##### Data for this exercise #####

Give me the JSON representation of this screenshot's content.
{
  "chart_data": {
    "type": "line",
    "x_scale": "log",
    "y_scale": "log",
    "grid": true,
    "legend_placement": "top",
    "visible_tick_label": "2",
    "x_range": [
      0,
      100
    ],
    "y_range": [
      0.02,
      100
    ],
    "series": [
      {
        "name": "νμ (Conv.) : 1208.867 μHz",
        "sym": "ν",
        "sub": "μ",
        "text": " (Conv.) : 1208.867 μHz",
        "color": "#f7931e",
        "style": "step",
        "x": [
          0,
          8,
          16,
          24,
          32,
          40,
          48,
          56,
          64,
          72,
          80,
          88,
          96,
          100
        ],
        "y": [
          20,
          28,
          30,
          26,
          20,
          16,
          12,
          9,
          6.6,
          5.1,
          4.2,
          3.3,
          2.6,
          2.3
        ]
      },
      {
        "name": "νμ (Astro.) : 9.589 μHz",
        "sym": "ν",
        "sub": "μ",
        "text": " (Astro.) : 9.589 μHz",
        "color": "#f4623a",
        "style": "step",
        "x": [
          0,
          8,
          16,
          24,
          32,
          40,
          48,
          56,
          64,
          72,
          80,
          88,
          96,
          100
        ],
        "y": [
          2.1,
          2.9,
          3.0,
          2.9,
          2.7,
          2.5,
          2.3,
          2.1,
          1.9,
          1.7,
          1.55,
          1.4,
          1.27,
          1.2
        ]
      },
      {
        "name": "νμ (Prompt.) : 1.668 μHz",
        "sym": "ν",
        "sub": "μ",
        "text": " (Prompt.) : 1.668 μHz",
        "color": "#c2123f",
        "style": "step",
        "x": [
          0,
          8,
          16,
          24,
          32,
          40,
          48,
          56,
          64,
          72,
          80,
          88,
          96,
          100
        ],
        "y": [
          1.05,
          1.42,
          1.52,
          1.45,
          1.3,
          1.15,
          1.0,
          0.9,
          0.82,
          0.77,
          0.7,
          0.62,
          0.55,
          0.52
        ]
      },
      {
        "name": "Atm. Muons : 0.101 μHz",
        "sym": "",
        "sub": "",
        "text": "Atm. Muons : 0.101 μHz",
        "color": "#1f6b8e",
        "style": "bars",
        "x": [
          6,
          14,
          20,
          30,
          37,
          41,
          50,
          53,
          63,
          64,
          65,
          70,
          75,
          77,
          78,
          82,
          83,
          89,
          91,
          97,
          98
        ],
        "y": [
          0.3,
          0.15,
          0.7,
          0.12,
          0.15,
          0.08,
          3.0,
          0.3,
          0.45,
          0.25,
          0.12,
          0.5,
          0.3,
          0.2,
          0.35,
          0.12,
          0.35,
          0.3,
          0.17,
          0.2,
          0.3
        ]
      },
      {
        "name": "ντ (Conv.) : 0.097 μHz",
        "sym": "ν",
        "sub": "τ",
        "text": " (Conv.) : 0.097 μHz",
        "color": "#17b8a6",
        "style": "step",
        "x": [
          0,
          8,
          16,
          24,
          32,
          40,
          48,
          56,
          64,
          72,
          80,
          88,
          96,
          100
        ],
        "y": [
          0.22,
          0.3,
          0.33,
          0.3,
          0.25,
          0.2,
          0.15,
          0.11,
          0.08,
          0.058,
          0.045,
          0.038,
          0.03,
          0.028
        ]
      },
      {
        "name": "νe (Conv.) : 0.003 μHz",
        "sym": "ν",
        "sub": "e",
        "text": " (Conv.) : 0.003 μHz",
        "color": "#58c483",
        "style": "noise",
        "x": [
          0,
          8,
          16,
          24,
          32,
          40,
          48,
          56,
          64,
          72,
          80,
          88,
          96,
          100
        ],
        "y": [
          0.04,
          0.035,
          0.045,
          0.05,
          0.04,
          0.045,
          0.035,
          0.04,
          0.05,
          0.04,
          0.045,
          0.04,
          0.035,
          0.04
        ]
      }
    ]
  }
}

#####

Exercise objective. Show the data once more, exactly as it was written.

Response to this task.
Give me the JSON representation of this screenshot's content.
{
  "chart_data": {
    "type": "line",
    "x_scale": "log",
    "y_scale": "log",
    "grid": true,
    "legend_placement": "top",
    "visible_tick_label": "2",
    "x_range": [
      0,
      100
    ],
    "y_range": [
      0.02,
      100
    ],
    "series": [
      {
        "name": "νμ (Conv.) : 1208.867 μHz",
        "sym": "ν",
        "sub": "μ",
        "text": " (Conv.) : 1208.867 μHz",
        "color": "#f7931e",
        "style": "step",
        "x": [
          0,
          8,
          16,
          24,
          32,
          40,
          48,
          56,
          64,
          72,
          80,
          88,
          96,
          100
        ],
        "y": [
          20,
          28,
          30,
          26,
          20,
          16,
          12,
          9,
          6.6,
          5.1,
          4.2,
          3.3,
          2.6,
          2.3
        ]
      },
      {
        "name": "νμ (Astro.) : 9.589 μHz",
        "sym": "ν",
        "sub": "μ",
        "text": " (Astro.) : 9.589 μHz",
        "color": "#f4623a",
        "style": "step",
        "x": [
          0,
          8,
          16,
          24,
          32,
          40,
          48,
          56,
          64,
          72,
          80,
          88,
          96,
          100
        ],
        "y": [
          2.1,
          2.9,
          3.0,
          2.9,
          2.7,
          2.5,
          2.3,
          2.1,
          1.9,
          1.7,
          1.55,
          1.4,
          1.27,
          1.2
        ]
      },
      {
        "name": "νμ (Prompt.) : 1.668 μHz",
        "sym": "ν",
        "sub": "μ",
        "text": " (Prompt.) : 1.668 μHz",
        "color": "#c2123f",
        "style": "step",
        "x": [
          0,
          8,
          16,
          24,
          32,
          40,
          48,
          56,
          64,
          72,
          80,
          88,
          96,
          100
        ],
        "y": [
          1.05,
          1.42,
          1.52,
          1.45,
          1.3,
          1.15,
          1.0,
          0.9,
          0.82,
          0.77,
          0.7,
          0.62,
          0.55,
          0.52
        ]
      },
      {
        "name": "Atm. Muons : 0.101 μHz",
        "sym": "",
        "sub": "",
        "text": "Atm. Muons : 0.101 μHz",
        "color": "#1f6b8e",
        "style": "bars",
        "x": [
          6,
          14,
          20,
          30,
          37,
          41,
          50,
          53,
          63,
          64,
          65,
          70,
          75,
          77,
          78,
          82,
          83,
          89,
          91,
          97,
          98
        ],
        "y": [
          0.3,
          0.15,
          0.7,
          0.12,
          0.15,
          0.08,
          3.0,
          0.3,
          0.45,
          0.25,
          0.12,
          0.5,
          0.3,
          0.2,
          0.35,
          0.12,
          0.35,
          0.3,
          0.17,
          0.2,
          0.3
        ]
      },
      {
        "name": "ντ (Conv.) : 0.097 μHz",
        "sym": "ν",
        "sub": "τ",
        "text": " (Conv.) : 0.097 μHz",
        "color": "#17b8a6",
        "style": "step",
        "x": [
          0,
          8,
          16,
          24,
          32,
          40,
          48,
          56,
          64,
          72,
          80,
          88,
          96,
          100
        ],
        "y": [
          0.22,
          0.3,
          0.33,
          0.3,
          0.25,
          0.2,
          0.15,
          0.11,
          0.08,
          0.058,
          0.045,
          0.038,
          0.03,
          0.028
        ]
      },
      {
        "name": "νe (Conv.) : 0.003 μHz",
        "sym": "ν",
        "sub": "e",
        "text": " (Conv.) : 0.003 μHz",
        "color": "#58c483",
        "style": "noise",
        "x": [
          0,
          8,
          16,
          24,
          32,
          40,
          48,
          56,
          64,
          72,
          80,
          88,
          96,
          100
        ],
        "y": [
          0.04,
          0.035,
          0.045,
          0.05,
          0.04,
          0.045,
          0.035,
          0.04,
          0.05,
          0.04,
          0.045,
          0.04,
          0.035,
          0.04
        ]
      }
    ]
  }
}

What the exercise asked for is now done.